• Work instructions:
Your task is to give the data again, exactly, with every line intact.

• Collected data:
────────────────
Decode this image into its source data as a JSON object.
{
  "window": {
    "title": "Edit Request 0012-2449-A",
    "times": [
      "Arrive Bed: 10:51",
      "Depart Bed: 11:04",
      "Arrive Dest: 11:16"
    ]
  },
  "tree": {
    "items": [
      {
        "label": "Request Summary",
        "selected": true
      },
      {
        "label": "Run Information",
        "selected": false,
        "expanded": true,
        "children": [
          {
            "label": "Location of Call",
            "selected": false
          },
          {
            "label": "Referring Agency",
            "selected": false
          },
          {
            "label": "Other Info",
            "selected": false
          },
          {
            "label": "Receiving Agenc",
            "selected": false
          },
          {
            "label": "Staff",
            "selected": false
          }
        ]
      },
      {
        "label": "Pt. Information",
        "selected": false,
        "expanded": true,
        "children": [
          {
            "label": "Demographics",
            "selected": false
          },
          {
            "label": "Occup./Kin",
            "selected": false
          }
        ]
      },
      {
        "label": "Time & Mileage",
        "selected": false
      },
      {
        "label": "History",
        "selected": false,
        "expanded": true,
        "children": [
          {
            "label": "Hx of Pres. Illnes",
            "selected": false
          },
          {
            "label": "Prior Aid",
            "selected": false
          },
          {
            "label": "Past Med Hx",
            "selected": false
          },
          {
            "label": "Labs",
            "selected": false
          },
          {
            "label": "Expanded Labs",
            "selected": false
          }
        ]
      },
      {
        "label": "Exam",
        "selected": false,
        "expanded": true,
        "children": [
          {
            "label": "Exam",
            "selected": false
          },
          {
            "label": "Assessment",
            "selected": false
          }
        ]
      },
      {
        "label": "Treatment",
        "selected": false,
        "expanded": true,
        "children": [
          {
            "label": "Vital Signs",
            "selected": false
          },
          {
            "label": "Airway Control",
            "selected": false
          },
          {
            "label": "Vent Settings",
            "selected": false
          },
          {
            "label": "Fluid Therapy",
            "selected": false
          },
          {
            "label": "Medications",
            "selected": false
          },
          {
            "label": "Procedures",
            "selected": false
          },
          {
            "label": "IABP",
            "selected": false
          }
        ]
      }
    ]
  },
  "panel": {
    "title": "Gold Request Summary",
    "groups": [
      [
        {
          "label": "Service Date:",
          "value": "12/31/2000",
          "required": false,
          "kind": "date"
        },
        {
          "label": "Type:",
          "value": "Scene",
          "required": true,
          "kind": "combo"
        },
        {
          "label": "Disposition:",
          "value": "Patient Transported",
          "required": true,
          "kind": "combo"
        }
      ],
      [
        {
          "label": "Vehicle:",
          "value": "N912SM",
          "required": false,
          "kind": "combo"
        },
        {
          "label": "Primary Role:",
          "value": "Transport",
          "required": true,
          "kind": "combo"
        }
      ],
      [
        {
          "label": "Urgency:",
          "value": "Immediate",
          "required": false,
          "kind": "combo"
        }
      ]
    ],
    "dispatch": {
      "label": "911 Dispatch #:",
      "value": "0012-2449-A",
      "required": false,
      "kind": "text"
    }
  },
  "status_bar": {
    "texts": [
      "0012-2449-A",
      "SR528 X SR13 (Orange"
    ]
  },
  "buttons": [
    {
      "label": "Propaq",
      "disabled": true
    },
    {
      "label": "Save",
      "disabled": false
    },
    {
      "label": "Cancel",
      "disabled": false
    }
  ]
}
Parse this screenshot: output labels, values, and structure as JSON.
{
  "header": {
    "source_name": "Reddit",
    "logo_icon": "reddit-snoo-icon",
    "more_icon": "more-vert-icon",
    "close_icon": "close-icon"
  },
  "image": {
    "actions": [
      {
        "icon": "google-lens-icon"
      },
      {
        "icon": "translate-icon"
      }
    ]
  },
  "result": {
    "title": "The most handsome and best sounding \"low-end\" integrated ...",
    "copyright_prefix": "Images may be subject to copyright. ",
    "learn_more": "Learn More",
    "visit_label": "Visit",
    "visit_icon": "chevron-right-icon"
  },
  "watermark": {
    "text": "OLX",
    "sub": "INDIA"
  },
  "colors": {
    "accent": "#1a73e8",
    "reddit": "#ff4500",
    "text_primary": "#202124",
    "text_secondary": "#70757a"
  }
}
────────────────
• Response for this exercise:
Decode this image into its source data as a JSON object.
{
  "window": {
    "title": "Edit Request 0012-2449-A",
    "times": [
      "Arrive Bed: 10:51",
      "Depart Bed: 11:04",
      "Arrive Dest: 11:16"
    ]
  },
  "tree": {
    "items": [
      {
        "label": "Request Summary",
        "selected": true
      },
      {
        "label": "Run Information",
        "selected": false,
        "expanded": true,
        "children": [
          {
            "label": "Location of Call",
            "selected": false
          },
          {
            "label": "Referring Agency",
            "selected": false
          },
          {
            "label": "Other Info",
            "selected": false
          },
          {
            "label": "Receiving Agenc",
            "selected": false
          },
          {
            "label": "Staff",
            "selected": false
          }
        ]
      },
      {
        "label": "Pt. Information",
        "selected": false,
        "expanded": true,
        "children": [
          {
            "label": "Demographics",
            "selected": false
          },
          {
            "label": "Occup./Kin",
            "selected": false
          }
        ]
      },
      {
        "label": "Time & Mileage",
        "selected": false
      },
      {
        "label": "History",
        "selected": false,
        "expanded": true,
        "children": [
          {
            "label": "Hx of Pres. Illnes",
            "selected": false
          },
          {
            "label": "Prior Aid",
            "selected": false
          },
          {
            "label": "Past Med Hx",
            "selected": false
          },
          {
            "label": "Labs",
            "selected": false
          },
          {
            "label": "Expanded Labs",
            "selected": false
          }
        ]
      },
      {
        "label": "Exam",
        "selected": false,
        "expanded": true,
        "children": [
          {
            "label": "Exam",
            "selected": false
          },
          {
            "label": "Assessment",
            "selected": false
          }
        ]
      },
      {
        "label": "Treatment",
        "selected": false,
        "expanded": true,
        "children": [
          {
            "label": "Vital Signs",
            "selected": false
          },
          {
            "label": "Airway Control",
            "selected": false
          },
          {
            "label": "Vent Settings",
            "selected": false
          },
          {
            "label": "Fluid Therapy",
            "selected": false
          },
          {
            "label": "Medications",
            "selected": false
          },
          {
            "label": "Procedures",
            "selected": false
          },
          {
            "label": "IABP",
            "selected": false
          }
        ]
      }
    ]
  },
  "panel": {
    "title": "Gold Request Summary",
    "groups": [
      [
        {
          "label": "Service Date:",
          "value": "12/31/2000",
          "required": false,
          "kind": "date"
        },
        {
          "label": "Type:",
          "value": "Scene",
          "required": true,
          "kind": "combo"
        },
        {
          "label": "Disposition:",
          "value": "Patient Transported",
          "required": true,
          "kind": "combo"
        }
      ],
      [
        {
          "label": "Vehicle:",
          "value": "N912SM",
          "required": false,
          "kind": "combo"
        },
        {
          "label": "Primary Role:",
          "value": "Transport",
          "required": true,
          "kind": "combo"
        }
      ],
      [
        {
          "label": "Urgency:",
          "value": "Immediate",
          "required": false,
          "kind": "combo"
        }
      ]
    ],
    "dispatch": {
      "label": "911 Dispatch #:",
      "value": "0012-2449-A",
      "required": false,
      "kind": "text"
    }
  },
  "status_bar": {
    "texts": [
      "0012-2449-A",
      "SR528 X SR13 (Orange"
    ]
  },
  "buttons": [
    {
      "label": "Propaq",
      "disabled": true
    },
    {
      "label": "Save",
      "disabled": false
    },
    {
      "label": "Cancel",
      "disabled": false
    }
  ]
}
Parse this screenshot: output labels, values, and structure as JSON.
{
  "header": {
    "source_name": "Reddit",
    "logo_icon": "reddit-snoo-icon",
    "more_icon": "more-vert-icon",
    "close_icon": "close-icon"
  },
  "image": {
    "actions": [
      {
        "icon": "google-lens-icon"
      },
      {
        "icon": "translate-icon"
      }
    ]
  },
  "result": {
    "title": "The most handsome and best sounding \"low-end\" integrated ...",
    "copyright_prefix": "Images may be subject to copyright. ",
    "learn_more": "Learn More",
    "visit_label": "Visit",
    "visit_icon": "chevron-right-icon"
  },
  "watermark": {
    "text": "OLX",
    "sub": "INDIA"
  },
  "colors": {
    "accent": "#1a73e8",
    "reddit": "#ff4500",
    "text_primary": "#202124",
    "text_secondary": "#70757a"
  }
}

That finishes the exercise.